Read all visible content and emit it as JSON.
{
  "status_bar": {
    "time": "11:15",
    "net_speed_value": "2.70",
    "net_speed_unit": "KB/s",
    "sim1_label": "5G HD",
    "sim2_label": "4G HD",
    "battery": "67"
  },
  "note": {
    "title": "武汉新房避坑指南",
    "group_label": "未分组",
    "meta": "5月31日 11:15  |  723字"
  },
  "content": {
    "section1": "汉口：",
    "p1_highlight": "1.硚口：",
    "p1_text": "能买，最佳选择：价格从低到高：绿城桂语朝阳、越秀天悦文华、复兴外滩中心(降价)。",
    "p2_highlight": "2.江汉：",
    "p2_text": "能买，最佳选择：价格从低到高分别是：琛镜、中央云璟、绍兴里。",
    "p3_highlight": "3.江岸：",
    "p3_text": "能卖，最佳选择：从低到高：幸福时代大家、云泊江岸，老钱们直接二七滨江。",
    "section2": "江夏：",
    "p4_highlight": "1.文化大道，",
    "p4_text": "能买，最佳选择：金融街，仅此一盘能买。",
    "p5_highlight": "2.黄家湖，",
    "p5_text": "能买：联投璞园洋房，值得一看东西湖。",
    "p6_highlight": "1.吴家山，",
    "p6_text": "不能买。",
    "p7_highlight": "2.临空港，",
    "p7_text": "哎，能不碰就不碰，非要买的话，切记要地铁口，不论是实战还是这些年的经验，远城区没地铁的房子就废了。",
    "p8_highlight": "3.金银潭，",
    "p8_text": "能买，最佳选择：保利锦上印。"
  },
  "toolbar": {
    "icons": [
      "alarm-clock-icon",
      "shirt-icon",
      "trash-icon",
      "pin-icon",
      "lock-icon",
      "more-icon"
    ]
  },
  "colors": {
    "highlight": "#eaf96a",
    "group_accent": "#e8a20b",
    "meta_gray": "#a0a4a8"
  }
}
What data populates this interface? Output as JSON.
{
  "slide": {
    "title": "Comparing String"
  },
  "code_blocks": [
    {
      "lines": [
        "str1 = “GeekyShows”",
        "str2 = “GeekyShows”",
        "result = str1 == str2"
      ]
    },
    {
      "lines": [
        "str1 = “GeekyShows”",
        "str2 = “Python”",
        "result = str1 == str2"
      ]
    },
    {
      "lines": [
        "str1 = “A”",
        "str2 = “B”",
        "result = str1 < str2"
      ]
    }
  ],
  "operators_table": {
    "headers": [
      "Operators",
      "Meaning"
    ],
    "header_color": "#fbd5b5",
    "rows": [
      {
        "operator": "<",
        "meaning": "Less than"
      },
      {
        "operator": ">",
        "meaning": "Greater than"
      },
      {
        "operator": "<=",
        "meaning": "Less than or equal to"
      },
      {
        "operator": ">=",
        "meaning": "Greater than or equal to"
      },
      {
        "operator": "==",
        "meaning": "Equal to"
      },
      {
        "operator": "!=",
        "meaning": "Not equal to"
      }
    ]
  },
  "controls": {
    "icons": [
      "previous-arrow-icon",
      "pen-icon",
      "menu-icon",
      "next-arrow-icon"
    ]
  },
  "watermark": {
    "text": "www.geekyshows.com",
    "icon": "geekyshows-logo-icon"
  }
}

# PROBLEM TO SOLVE
Repeat the material above in full, quoting it exactly.

# TASK RESULT
Read all visible content and emit it as JSON.
{
  "status_bar": {
    "time": "11:15",
    "net_speed_value": "2.70",
    "net_speed_unit": "KB/s",
    "sim1_label": "5G HD",
    "sim2_label": "4G HD",
    "battery": "67"
  },
  "note": {
    "title": "武汉新房避坑指南",
    "group_label": "未分组",
    "meta": "5月31日 11:15  |  723字"
  },
  "content": {
    "section1": "汉口：",
    "p1_highlight": "1.硚口：",
    "p1_text": "能买，最佳选择：价格从低到高：绿城桂语朝阳、越秀天悦文华、复兴外滩中心(降价)。",
    "p2_highlight": "2.江汉：",
    "p2_text": "能买，最佳选择：价格从低到高分别是：琛镜、中央云璟、绍兴里。",
    "p3_highlight": "3.江岸：",
    "p3_text": "能卖，最佳选择：从低到高：幸福时代大家、云泊江岸，老钱们直接二七滨江。",
    "section2": "江夏：",
    "p4_highlight": "1.文化大道，",
    "p4_text": "能买，最佳选择：金融街，仅此一盘能买。",
    "p5_highlight": "2.黄家湖，",
    "p5_text": "能买：联投璞园洋房，值得一看东西湖。",
    "p6_highlight": "1.吴家山，",
    "p6_text": "不能买。",
    "p7_highlight": "2.临空港，",
    "p7_text": "哎，能不碰就不碰，非要买的话，切记要地铁口，不论是实战还是这些年的经验，远城区没地铁的房子就废了。",
    "p8_highlight": "3.金银潭，",
    "p8_text": "能买，最佳选择：保利锦上印。"
  },
  "toolbar": {
    "icons": [
      "alarm-clock-icon",
      "shirt-icon",
      "trash-icon",
      "pin-icon",
      "lock-icon",
      "more-icon"
    ]
  },
  "colors": {
    "highlight": "#eaf96a",
    "group_accent": "#e8a20b",
    "meta_gray": "#a0a4a8"
  }
}
What data populates this interface? Output as JSON.
{
  "slide": {
    "title": "Comparing String"
  },
  "code_blocks": [
    {
      "lines": [
        "str1 = “GeekyShows”",
        "str2 = “GeekyShows”",
        "result = str1 == str2"
      ]
    },
    {
      "lines": [
        "str1 = “GeekyShows”",
        "str2 = “Python”",
        "result = str1 == str2"
      ]
    },
    {
      "lines": [
        "str1 = “A”",
        "str2 = “B”",
        "result = str1 < str2"
      ]
    }
  ],
  "operators_table": {
    "headers": [
      "Operators",
      "Meaning"
    ],
    "header_color": "#fbd5b5",
    "rows": [
      {
        "operator": "<",
        "meaning": "Less than"
      },
      {
        "operator": ">",
        "meaning": "Greater than"
      },
      {
        "operator": "<=",
        "meaning": "Less than or equal to"
      },
      {
        "operator": ">=",
        "meaning": "Greater than or equal to"
      },
      {
        "operator": "==",
        "meaning": "Equal to"
      },
      {
        "operator": "!=",
        "meaning": "Not equal to"
      }
    ]
  },
  "controls": {
    "icons": [
      "previous-arrow-icon",
      "pen-icon",
      "menu-icon",
      "next-arrow-icon"
    ]
  },
  "watermark": {
    "text": "www.geekyshows.com",
    "icon": "geekyshows-logo-icon"
  }
}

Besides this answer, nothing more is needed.